THE TASK – Which lines in the records below contain the word "privati"? Copy each of them.

Saved data entries:
※ ※ ※
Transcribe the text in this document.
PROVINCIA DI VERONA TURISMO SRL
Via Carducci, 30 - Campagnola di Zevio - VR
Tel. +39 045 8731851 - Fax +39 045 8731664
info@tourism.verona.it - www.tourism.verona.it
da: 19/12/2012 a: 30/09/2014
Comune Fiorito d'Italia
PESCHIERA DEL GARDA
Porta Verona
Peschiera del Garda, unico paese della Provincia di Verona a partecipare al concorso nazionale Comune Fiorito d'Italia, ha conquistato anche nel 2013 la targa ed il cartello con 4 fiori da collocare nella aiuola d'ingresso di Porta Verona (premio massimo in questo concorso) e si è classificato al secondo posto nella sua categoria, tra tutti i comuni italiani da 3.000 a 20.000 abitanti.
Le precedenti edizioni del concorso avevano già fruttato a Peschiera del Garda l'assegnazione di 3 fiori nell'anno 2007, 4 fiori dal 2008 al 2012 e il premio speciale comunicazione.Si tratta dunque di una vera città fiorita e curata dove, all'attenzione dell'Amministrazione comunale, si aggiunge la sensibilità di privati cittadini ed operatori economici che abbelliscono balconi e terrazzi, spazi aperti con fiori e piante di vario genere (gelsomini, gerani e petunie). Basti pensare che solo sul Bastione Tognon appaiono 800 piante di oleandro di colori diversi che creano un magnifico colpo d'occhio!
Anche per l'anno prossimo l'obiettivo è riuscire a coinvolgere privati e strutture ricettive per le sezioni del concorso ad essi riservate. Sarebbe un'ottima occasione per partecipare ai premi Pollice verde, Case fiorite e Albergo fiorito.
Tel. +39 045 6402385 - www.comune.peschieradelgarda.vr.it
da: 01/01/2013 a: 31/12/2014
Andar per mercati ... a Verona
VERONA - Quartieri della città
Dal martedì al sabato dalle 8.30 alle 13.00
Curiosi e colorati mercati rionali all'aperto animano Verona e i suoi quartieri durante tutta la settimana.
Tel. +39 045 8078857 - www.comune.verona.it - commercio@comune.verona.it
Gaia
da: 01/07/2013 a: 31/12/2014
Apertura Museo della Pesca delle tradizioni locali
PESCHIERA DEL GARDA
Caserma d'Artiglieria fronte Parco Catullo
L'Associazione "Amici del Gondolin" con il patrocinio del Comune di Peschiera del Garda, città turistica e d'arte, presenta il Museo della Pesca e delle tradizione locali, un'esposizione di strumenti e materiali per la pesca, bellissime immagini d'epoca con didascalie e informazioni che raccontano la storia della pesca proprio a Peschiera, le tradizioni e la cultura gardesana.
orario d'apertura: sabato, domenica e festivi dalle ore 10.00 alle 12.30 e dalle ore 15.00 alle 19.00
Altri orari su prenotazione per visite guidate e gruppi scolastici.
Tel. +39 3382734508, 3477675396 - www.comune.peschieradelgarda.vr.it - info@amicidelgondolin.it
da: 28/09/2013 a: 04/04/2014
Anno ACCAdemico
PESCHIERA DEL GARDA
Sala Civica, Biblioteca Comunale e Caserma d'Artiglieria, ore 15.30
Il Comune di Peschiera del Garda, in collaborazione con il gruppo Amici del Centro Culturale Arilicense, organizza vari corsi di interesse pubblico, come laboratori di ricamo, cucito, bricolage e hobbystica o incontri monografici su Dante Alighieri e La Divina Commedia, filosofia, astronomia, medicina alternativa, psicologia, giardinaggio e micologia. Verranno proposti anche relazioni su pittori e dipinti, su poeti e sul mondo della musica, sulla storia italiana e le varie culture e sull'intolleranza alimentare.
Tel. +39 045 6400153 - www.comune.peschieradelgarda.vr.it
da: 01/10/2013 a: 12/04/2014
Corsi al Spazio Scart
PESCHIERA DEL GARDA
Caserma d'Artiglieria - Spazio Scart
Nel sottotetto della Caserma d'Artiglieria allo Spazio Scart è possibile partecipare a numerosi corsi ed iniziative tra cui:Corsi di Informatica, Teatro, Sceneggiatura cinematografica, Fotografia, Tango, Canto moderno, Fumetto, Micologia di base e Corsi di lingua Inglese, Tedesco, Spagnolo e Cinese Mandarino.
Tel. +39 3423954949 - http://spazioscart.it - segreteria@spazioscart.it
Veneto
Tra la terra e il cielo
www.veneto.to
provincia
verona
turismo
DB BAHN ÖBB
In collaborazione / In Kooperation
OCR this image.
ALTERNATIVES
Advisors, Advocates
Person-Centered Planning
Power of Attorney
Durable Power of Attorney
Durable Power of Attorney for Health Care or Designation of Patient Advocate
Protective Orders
※ ※ ※
PROBLEM SOLUTION –
Le precedenti edizioni del concorso avevano già fruttato a Peschiera del Garda l'assegnazione di 3 fiori nell'anno 2007, 4 fiori dal 2008 al 2012 e il premio speciale comunicazione.Si tratta dunque di una vera città fiorita e curata dove, all'attenzione dell'Amministrazione comunale, si aggiunge la sensibilità di privati cittadini ed operatori economici che abbelliscono balconi e terrazzi, spazi aperti con fiori e piante di vario genere (gelsomini, gerani e petunie). Basti pensare che solo sul Bastione Tognon appaiono 800 piante di oleandro di colori diversi che creano un magnifico colpo d'occhio!
Anche per l'anno prossimo l'obiettivo è riuscire a coinvolgere privati e strutture ricettive per le sezioni del concorso ad essi riservate. Sarebbe un'ottima occasione per partecipare ai premi Pollice verde, Case fiorite e Albergo fiorito.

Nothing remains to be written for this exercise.